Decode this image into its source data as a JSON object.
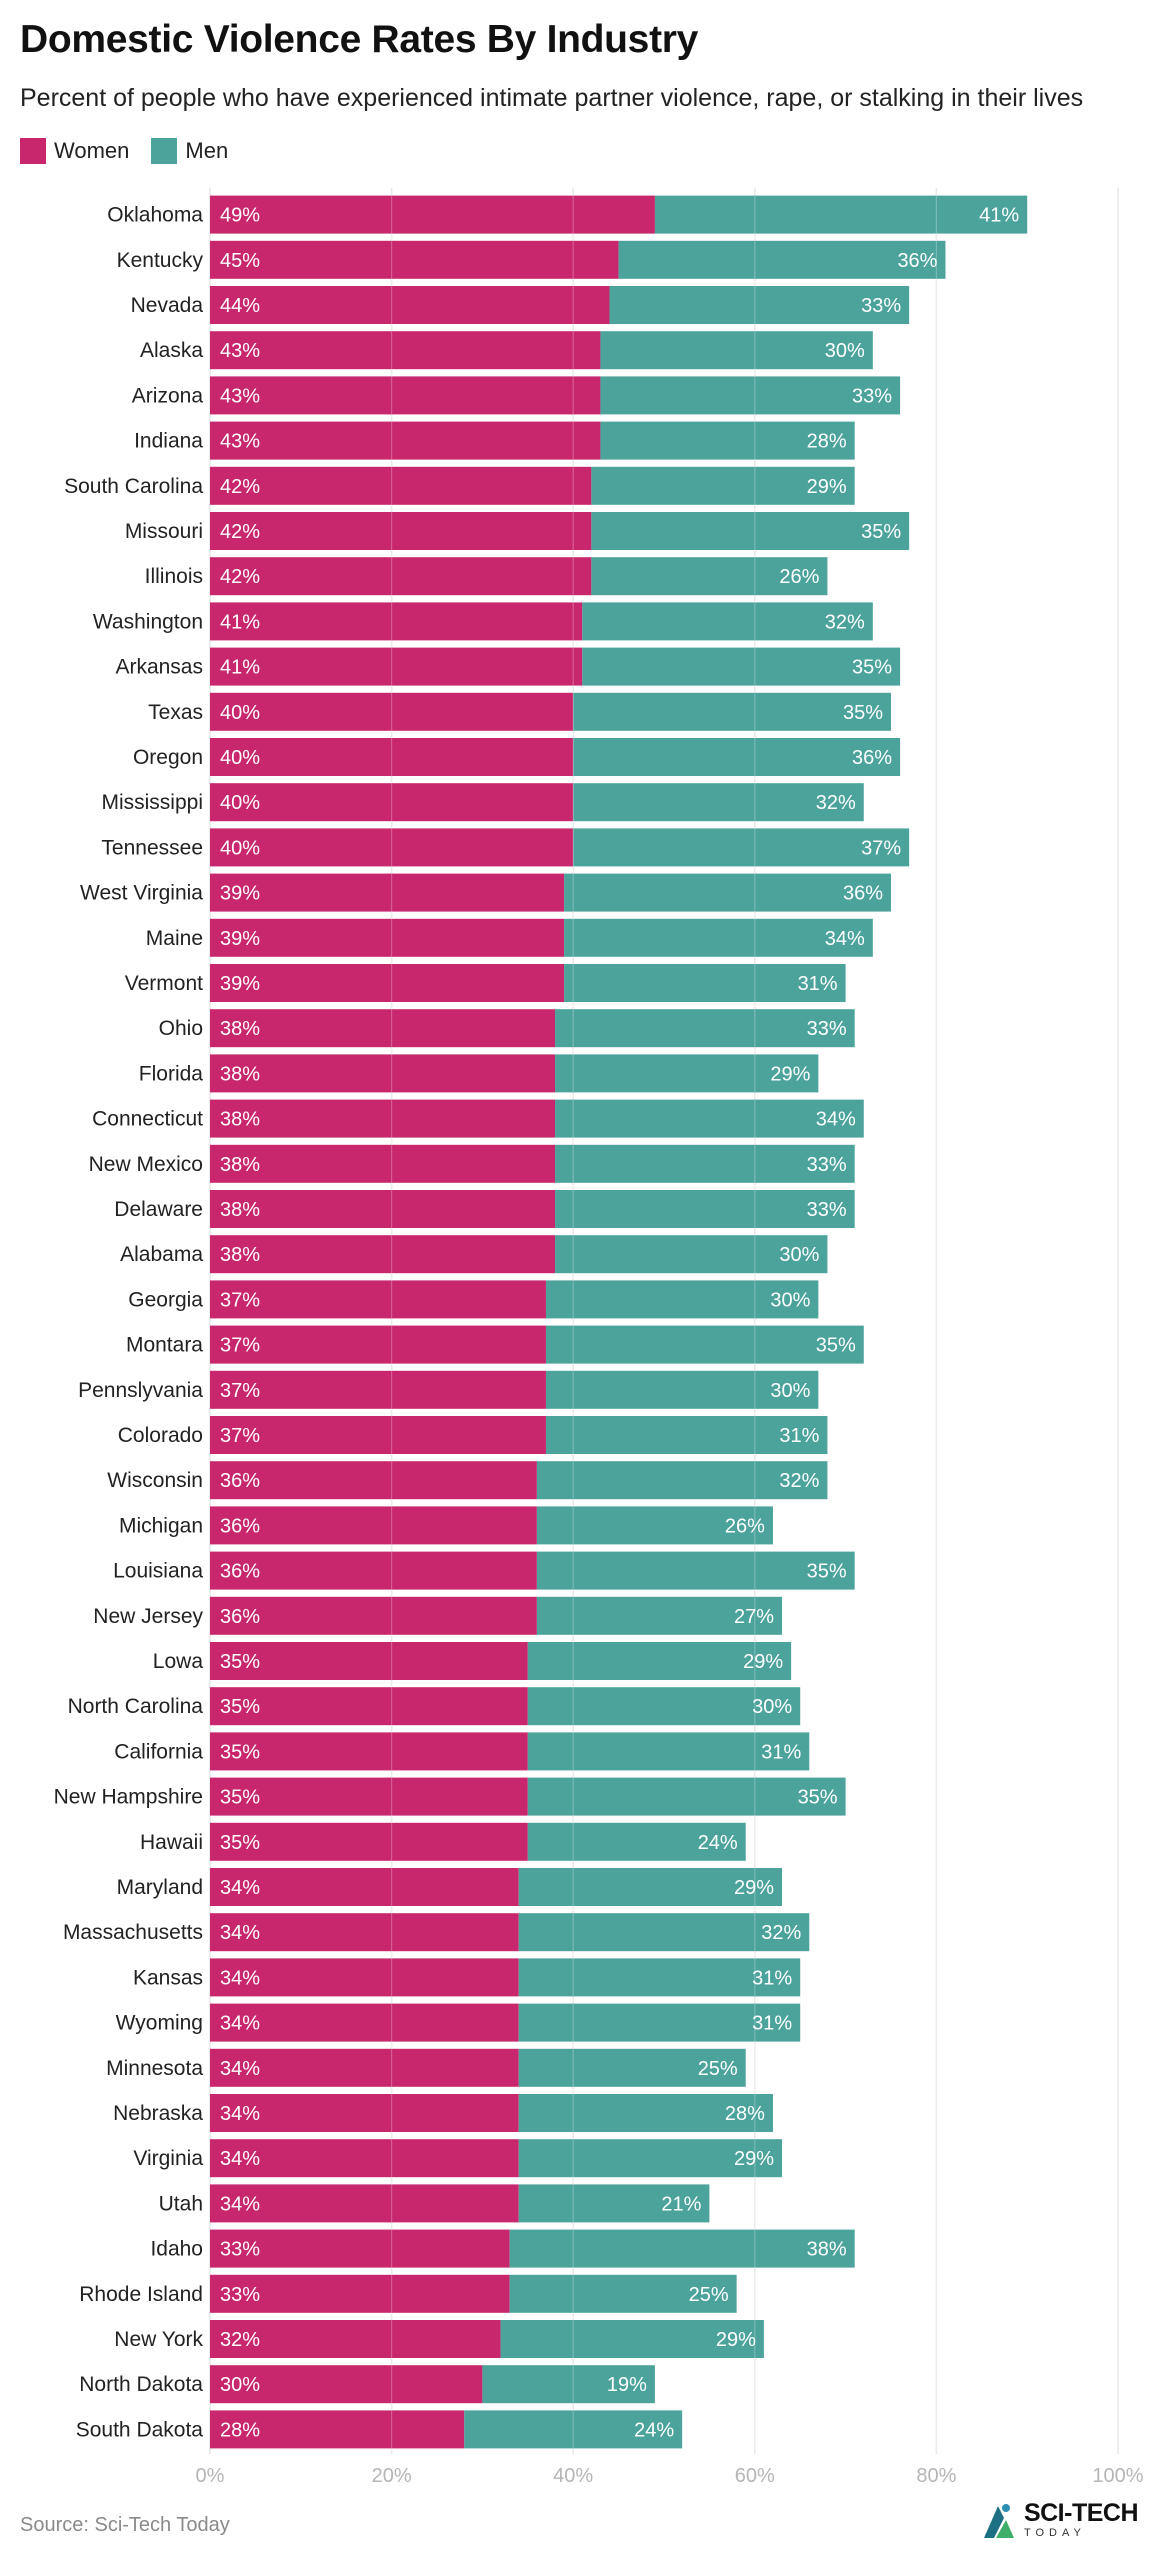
{
  "colors": {
    "women": "#c8276e",
    "men": "#4ba39c",
    "grid": "#e6e6e6",
    "tick": "#b5b5b5"
  },
  "source": "Source: Sci-Tech Today",
  "logo": {
    "main": "SCI-TECH",
    "sub": "TODAY"
  },
  "chart_data": {
    "type": "bar",
    "orientation": "horizontal",
    "stacked": true,
    "title": "Domestic Violence Rates By Industry",
    "subtitle": "Percent of people who have experienced intimate partner violence, rape, or stalking in their lives",
    "xlim": [
      0,
      100
    ],
    "xticks": [
      "0%",
      "20%",
      "40%",
      "60%",
      "80%",
      "100%"
    ],
    "categories": [
      "Oklahoma",
      "Kentucky",
      "Nevada",
      "Alaska",
      "Arizona",
      "Indiana",
      "South Carolina",
      "Missouri",
      "Illinois",
      "Washington",
      "Arkansas",
      "Texas",
      "Oregon",
      "Mississippi",
      "Tennessee",
      "West Virginia",
      "Maine",
      "Vermont",
      "Ohio",
      "Florida",
      "Connecticut",
      "New Mexico",
      "Delaware",
      "Alabama",
      "Georgia",
      "Montara",
      "Pennslyvania",
      "Colorado",
      "Wisconsin",
      "Michigan",
      "Louisiana",
      "New Jersey",
      "Lowa",
      "North Carolina",
      "California",
      "New Hampshire",
      "Hawaii",
      "Maryland",
      "Massachusetts",
      "Kansas",
      "Wyoming",
      "Minnesota",
      "Nebraska",
      "Virginia",
      "Utah",
      "Idaho",
      "Rhode Island",
      "New York",
      "North Dakota",
      "South Dakota"
    ],
    "series": [
      {
        "name": "Women",
        "values": [
          49,
          45,
          44,
          43,
          43,
          43,
          42,
          42,
          42,
          41,
          41,
          40,
          40,
          40,
          40,
          39,
          39,
          39,
          38,
          38,
          38,
          38,
          38,
          38,
          37,
          37,
          37,
          37,
          36,
          36,
          36,
          36,
          35,
          35,
          35,
          35,
          35,
          34,
          34,
          34,
          34,
          34,
          34,
          34,
          34,
          33,
          33,
          32,
          30,
          28
        ]
      },
      {
        "name": "Men",
        "values": [
          41,
          36,
          33,
          30,
          33,
          28,
          29,
          35,
          26,
          32,
          35,
          35,
          36,
          32,
          37,
          36,
          34,
          31,
          33,
          29,
          34,
          33,
          33,
          30,
          30,
          35,
          30,
          31,
          32,
          26,
          35,
          27,
          29,
          30,
          31,
          35,
          24,
          29,
          32,
          31,
          31,
          25,
          28,
          29,
          21,
          38,
          25,
          29,
          19,
          24
        ]
      }
    ]
  }
}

PROBLEM TO WORK ON: Repeat the material above in full and unchanged, minus its images.

RESPONSE TO THIS TASK:
Decode this image into its source data as a JSON object.
{
  "colors": {
    "women": "#c8276e",
    "men": "#4ba39c",
    "grid": "#e6e6e6",
    "tick": "#b5b5b5"
  },
  "source": "Source: Sci-Tech Today",
  "logo": {
    "main": "SCI-TECH",
    "sub": "TODAY"
  },
  "chart_data": {
    "type": "bar",
    "orientation": "horizontal",
    "stacked": true,
    "title": "Domestic Violence Rates By Industry",
    "subtitle": "Percent of people who have experienced intimate partner violence, rape, or stalking in their lives",
    "xlim": [
      0,
      100
    ],
    "xticks": [
      "0%",
      "20%",
      "40%",
      "60%",
      "80%",
      "100%"
    ],
    "categories": [
      "Oklahoma",
      "Kentucky",
      "Nevada",
      "Alaska",
      "Arizona",
      "Indiana",
      "South Carolina",
      "Missouri",
      "Illinois",
      "Washington",
      "Arkansas",
      "Texas",
      "Oregon",
      "Mississippi",
      "Tennessee",
      "West Virginia",
      "Maine",
      "Vermont",
      "Ohio",
      "Florida",
      "Connecticut",
      "New Mexico",
      "Delaware",
      "Alabama",
      "Georgia",
      "Montara",
      "Pennslyvania",
      "Colorado",
      "Wisconsin",
      "Michigan",
      "Louisiana",
      "New Jersey",
      "Lowa",
      "North Carolina",
      "California",
      "New Hampshire",
      "Hawaii",
      "Maryland",
      "Massachusetts",
      "Kansas",
      "Wyoming",
      "Minnesota",
      "Nebraska",
      "Virginia",
      "Utah",
      "Idaho",
      "Rhode Island",
      "New York",
      "North Dakota",
      "South Dakota"
    ],
    "series": [
      {
        "name": "Women",
        "values": [
          49,
          45,
          44,
          43,
          43,
          43,
          42,
          42,
          42,
          41,
          41,
          40,
          40,
          40,
          40,
          39,
          39,
          39,
          38,
          38,
          38,
          38,
          38,
          38,
          37,
          37,
          37,
          37,
          36,
          36,
          36,
          36,
          35,
          35,
          35,
          35,
          35,
          34,
          34,
          34,
          34,
          34,
          34,
          34,
          34,
          33,
          33,
          32,
          30,
          28
        ]
      },
      {
        "name": "Men",
        "values": [
          41,
          36,
          33,
          30,
          33,
          28,
          29,
          35,
          26,
          32,
          35,
          35,
          36,
          32,
          37,
          36,
          34,
          31,
          33,
          29,
          34,
          33,
          33,
          30,
          30,
          35,
          30,
          31,
          32,
          26,
          35,
          27,
          29,
          30,
          31,
          35,
          24,
          29,
          32,
          31,
          31,
          25,
          28,
          29,
          21,
          38,
          25,
          29,
          19,
          24
        ]
      }
    ]
  }
}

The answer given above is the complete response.